**PROBLEM DETAILS**
Restate the complete material exactly.

**SUPPLIED DATA**
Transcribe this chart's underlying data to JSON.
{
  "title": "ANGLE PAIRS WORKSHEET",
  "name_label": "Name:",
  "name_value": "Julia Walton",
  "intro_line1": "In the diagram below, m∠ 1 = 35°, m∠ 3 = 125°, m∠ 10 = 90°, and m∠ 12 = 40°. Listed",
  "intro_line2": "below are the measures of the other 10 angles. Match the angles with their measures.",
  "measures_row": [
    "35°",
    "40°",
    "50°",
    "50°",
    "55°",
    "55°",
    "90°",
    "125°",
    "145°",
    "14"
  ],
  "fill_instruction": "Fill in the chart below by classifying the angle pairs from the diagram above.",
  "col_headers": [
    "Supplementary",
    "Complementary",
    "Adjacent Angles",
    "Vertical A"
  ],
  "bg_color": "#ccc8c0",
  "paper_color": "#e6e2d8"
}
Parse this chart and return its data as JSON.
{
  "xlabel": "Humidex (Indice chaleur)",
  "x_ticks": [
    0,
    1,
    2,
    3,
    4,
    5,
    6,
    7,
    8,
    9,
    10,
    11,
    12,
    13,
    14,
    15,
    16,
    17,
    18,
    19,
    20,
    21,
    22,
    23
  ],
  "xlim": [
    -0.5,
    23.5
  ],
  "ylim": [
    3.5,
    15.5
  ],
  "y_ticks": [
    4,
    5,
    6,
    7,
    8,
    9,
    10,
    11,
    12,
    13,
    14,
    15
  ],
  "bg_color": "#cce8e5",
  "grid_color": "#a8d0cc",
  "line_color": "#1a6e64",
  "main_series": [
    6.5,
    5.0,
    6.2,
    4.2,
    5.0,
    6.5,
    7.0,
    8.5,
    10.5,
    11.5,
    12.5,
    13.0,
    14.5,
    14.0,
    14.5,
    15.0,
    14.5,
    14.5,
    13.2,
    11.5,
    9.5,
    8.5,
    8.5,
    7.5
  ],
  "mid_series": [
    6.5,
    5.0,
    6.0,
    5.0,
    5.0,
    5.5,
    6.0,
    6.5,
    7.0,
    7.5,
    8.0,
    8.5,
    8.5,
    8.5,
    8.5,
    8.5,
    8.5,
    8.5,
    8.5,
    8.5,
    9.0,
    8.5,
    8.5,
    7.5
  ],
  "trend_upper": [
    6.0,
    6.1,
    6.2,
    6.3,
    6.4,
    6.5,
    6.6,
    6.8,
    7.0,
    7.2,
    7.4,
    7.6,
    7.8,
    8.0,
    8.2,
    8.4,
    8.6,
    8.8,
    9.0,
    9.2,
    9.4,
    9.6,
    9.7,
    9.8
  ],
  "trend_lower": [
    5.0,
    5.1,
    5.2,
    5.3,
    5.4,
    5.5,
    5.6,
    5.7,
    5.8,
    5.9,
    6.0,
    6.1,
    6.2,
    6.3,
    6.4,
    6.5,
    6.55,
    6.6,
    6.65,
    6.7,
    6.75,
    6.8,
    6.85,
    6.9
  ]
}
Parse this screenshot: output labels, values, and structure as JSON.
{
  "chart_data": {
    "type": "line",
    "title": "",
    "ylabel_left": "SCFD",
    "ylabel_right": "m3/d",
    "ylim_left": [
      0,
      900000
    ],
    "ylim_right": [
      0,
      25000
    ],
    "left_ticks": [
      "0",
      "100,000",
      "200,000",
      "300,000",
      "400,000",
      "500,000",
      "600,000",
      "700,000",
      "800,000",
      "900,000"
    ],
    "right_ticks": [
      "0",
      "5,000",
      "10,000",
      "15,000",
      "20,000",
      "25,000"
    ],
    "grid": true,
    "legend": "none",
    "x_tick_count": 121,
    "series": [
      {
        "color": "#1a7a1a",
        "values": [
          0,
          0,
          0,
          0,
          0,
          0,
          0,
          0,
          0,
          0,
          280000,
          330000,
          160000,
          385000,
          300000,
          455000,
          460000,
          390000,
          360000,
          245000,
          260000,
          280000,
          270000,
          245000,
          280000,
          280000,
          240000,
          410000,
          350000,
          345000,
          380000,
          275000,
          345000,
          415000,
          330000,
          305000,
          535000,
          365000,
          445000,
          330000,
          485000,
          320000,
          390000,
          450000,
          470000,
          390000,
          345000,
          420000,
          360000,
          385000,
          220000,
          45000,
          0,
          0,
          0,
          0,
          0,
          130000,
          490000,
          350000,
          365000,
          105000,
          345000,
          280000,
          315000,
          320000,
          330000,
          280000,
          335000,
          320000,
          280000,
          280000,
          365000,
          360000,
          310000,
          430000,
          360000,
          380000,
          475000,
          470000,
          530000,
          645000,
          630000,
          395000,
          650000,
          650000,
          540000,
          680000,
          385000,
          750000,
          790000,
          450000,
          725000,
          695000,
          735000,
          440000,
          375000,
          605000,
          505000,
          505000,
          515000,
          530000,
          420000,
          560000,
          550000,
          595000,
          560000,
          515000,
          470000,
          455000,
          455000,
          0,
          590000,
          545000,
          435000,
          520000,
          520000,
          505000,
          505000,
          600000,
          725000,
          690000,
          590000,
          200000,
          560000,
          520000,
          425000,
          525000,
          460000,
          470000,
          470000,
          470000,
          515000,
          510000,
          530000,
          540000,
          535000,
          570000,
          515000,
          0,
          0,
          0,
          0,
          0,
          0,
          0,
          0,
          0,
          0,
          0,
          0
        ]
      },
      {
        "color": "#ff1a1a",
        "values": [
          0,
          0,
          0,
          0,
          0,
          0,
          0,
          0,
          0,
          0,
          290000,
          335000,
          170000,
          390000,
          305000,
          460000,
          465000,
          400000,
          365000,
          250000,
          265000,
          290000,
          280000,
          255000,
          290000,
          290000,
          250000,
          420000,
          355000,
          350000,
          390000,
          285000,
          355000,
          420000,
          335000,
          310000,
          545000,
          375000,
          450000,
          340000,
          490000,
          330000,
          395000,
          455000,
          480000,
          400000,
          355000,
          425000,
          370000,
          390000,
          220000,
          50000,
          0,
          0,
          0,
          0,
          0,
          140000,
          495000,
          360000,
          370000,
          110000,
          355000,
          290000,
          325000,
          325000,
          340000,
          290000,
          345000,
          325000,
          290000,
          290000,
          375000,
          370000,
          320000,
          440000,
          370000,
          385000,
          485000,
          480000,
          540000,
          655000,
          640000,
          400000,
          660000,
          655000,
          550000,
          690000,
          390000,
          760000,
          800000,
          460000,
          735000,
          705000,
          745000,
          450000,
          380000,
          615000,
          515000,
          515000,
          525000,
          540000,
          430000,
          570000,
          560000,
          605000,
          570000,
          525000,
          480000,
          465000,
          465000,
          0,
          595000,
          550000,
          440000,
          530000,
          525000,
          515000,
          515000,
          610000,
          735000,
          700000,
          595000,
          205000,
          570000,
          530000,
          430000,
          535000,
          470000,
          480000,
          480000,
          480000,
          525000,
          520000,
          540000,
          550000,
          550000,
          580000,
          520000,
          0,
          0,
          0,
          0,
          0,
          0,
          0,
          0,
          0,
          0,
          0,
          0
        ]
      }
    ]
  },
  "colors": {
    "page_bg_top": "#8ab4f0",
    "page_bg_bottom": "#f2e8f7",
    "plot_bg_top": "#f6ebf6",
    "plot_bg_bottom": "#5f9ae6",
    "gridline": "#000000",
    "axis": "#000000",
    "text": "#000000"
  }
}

**WRITTEN ANSWER**
Transcribe this chart's underlying data to JSON.
{
  "title": "ANGLE PAIRS WORKSHEET",
  "name_label": "Name:",
  "name_value": "Julia Walton",
  "intro_line1": "In the diagram below, m∠ 1 = 35°, m∠ 3 = 125°, m∠ 10 = 90°, and m∠ 12 = 40°. Listed",
  "intro_line2": "below are the measures of the other 10 angles. Match the angles with their measures.",
  "measures_row": [
    "35°",
    "40°",
    "50°",
    "50°",
    "55°",
    "55°",
    "90°",
    "125°",
    "145°",
    "14"
  ],
  "fill_instruction": "Fill in the chart below by classifying the angle pairs from the diagram above.",
  "col_headers": [
    "Supplementary",
    "Complementary",
    "Adjacent Angles",
    "Vertical A"
  ],
  "bg_color": "#ccc8c0",
  "paper_color": "#e6e2d8"
}
Parse this chart and return its data as JSON.
{
  "xlabel": "Humidex (Indice chaleur)",
  "x_ticks": [
    0,
    1,
    2,
    3,
    4,
    5,
    6,
    7,
    8,
    9,
    10,
    11,
    12,
    13,
    14,
    15,
    16,
    17,
    18,
    19,
    20,
    21,
    22,
    23
  ],
  "xlim": [
    -0.5,
    23.5
  ],
  "ylim": [
    3.5,
    15.5
  ],
  "y_ticks": [
    4,
    5,
    6,
    7,
    8,
    9,
    10,
    11,
    12,
    13,
    14,
    15
  ],
  "bg_color": "#cce8e5",
  "grid_color": "#a8d0cc",
  "line_color": "#1a6e64",
  "main_series": [
    6.5,
    5.0,
    6.2,
    4.2,
    5.0,
    6.5,
    7.0,
    8.5,
    10.5,
    11.5,
    12.5,
    13.0,
    14.5,
    14.0,
    14.5,
    15.0,
    14.5,
    14.5,
    13.2,
    11.5,
    9.5,
    8.5,
    8.5,
    7.5
  ],
  "mid_series": [
    6.5,
    5.0,
    6.0,
    5.0,
    5.0,
    5.5,
    6.0,
    6.5,
    7.0,
    7.5,
    8.0,
    8.5,
    8.5,
    8.5,
    8.5,
    8.5,
    8.5,
    8.5,
    8.5,
    8.5,
    9.0,
    8.5,
    8.5,
    7.5
  ],
  "trend_upper": [
    6.0,
    6.1,
    6.2,
    6.3,
    6.4,
    6.5,
    6.6,
    6.8,
    7.0,
    7.2,
    7.4,
    7.6,
    7.8,
    8.0,
    8.2,
    8.4,
    8.6,
    8.8,
    9.0,
    9.2,
    9.4,
    9.6,
    9.7,
    9.8
  ],
  "trend_lower": [
    5.0,
    5.1,
    5.2,
    5.3,
    5.4,
    5.5,
    5.6,
    5.7,
    5.8,
    5.9,
    6.0,
    6.1,
    6.2,
    6.3,
    6.4,
    6.5,
    6.55,
    6.6,
    6.65,
    6.7,
    6.75,
    6.8,
    6.85,
    6.9
  ]
}
Parse this screenshot: output labels, values, and structure as JSON.
{
  "chart_data": {
    "type": "line",
    "title": "",
    "ylabel_left": "SCFD",
    "ylabel_right": "m3/d",
    "ylim_left": [
      0,
      900000
    ],
    "ylim_right": [
      0,
      25000
    ],
    "left_ticks": [
      "0",
      "100,000",
      "200,000",
      "300,000",
      "400,000",
      "500,000",
      "600,000",
      "700,000",
      "800,000",
      "900,000"
    ],
    "right_ticks": [
      "0",
      "5,000",
      "10,000",
      "15,000",
      "20,000",
      "25,000"
    ],
    "grid": true,
    "legend": "none",
    "x_tick_count": 121,
    "series": [
      {
        "color": "#1a7a1a",
        "values": [
          0,
          0,
          0,
          0,
          0,
          0,
          0,
          0,
          0,
          0,
          280000,
          330000,
          160000,
          385000,
          300000,
          455000,
          460000,
          390000,
          360000,
          245000,
          260000,
          280000,
          270000,
          245000,
          280000,
          280000,
          240000,
          410000,
          350000,
          345000,
          380000,
          275000,
          345000,
          415000,
          330000,
          305000,
          535000,
          365000,
          445000,
          330000,
          485000,
          320000,
          390000,
          450000,
          470000,
          390000,
          345000,
          420000,
          360000,
          385000,
          220000,
          45000,
          0,
          0,
          0,
          0,
          0,
          130000,
          490000,
          350000,
          365000,
          105000,
          345000,
          280000,
          315000,
          320000,
          330000,
          280000,
          335000,
          320000,
          280000,
          280000,
          365000,
          360000,
          310000,
          430000,
          360000,
          380000,
          475000,
          470000,
          530000,
          645000,
          630000,
          395000,
          650000,
          650000,
          540000,
          680000,
          385000,
          750000,
          790000,
          450000,
          725000,
          695000,
          735000,
          440000,
          375000,
          605000,
          505000,
          505000,
          515000,
          530000,
          420000,
          560000,
          550000,
          595000,
          560000,
          515000,
          470000,
          455000,
          455000,
          0,
          590000,
          545000,
          435000,
          520000,
          520000,
          505000,
          505000,
          600000,
          725000,
          690000,
          590000,
          200000,
          560000,
          520000,
          425000,
          525000,
          460000,
          470000,
          470000,
          470000,
          515000,
          510000,
          530000,
          540000,
          535000,
          570000,
          515000,
          0,
          0,
          0,
          0,
          0,
          0,
          0,
          0,
          0,
          0,
          0,
          0
        ]
      },
      {
        "color": "#ff1a1a",
        "values": [
          0,
          0,
          0,
          0,
          0,
          0,
          0,
          0,
          0,
          0,
          290000,
          335000,
          170000,
          390000,
          305000,
          460000,
          465000,
          400000,
          365000,
          250000,
          265000,
          290000,
          280000,
          255000,
          290000,
          290000,
          250000,
          420000,
          355000,
          350000,
          390000,
          285000,
          355000,
          420000,
          335000,
          310000,
          545000,
          375000,
          450000,
          340000,
          490000,
          330000,
          395000,
          455000,
          480000,
          400000,
          355000,
          425000,
          370000,
          390000,
          220000,
          50000,
          0,
          0,
          0,
          0,
          0,
          140000,
          495000,
          360000,
          370000,
          110000,
          355000,
          290000,
          325000,
          325000,
          340000,
          290000,
          345000,
          325000,
          290000,
          290000,
          375000,
          370000,
          320000,
          440000,
          370000,
          385000,
          485000,
          480000,
          540000,
          655000,
          640000,
          400000,
          660000,
          655000,
          550000,
          690000,
          390000,
          760000,
          800000,
          460000,
          735000,
          705000,
          745000,
          450000,
          380000,
          615000,
          515000,
          515000,
          525000,
          540000,
          430000,
          570000,
          560000,
          605000,
          570000,
          525000,
          480000,
          465000,
          465000,
          0,
          595000,
          550000,
          440000,
          530000,
          525000,
          515000,
          515000,
          610000,
          735000,
          700000,
          595000,
          205000,
          570000,
          530000,
          430000,
          535000,
          470000,
          480000,
          480000,
          480000,
          525000,
          520000,
          540000,
          550000,
          550000,
          580000,
          520000,
          0,
          0,
          0,
          0,
          0,
          0,
          0,
          0,
          0,
          0,
          0,
          0
        ]
      }
    ]
  },
  "colors": {
    "page_bg_top": "#8ab4f0",
    "page_bg_bottom": "#f2e8f7",
    "plot_bg_top": "#f6ebf6",
    "plot_bg_bottom": "#5f9ae6",
    "gridline": "#000000",
    "axis": "#000000",
    "text": "#000000"
  }
}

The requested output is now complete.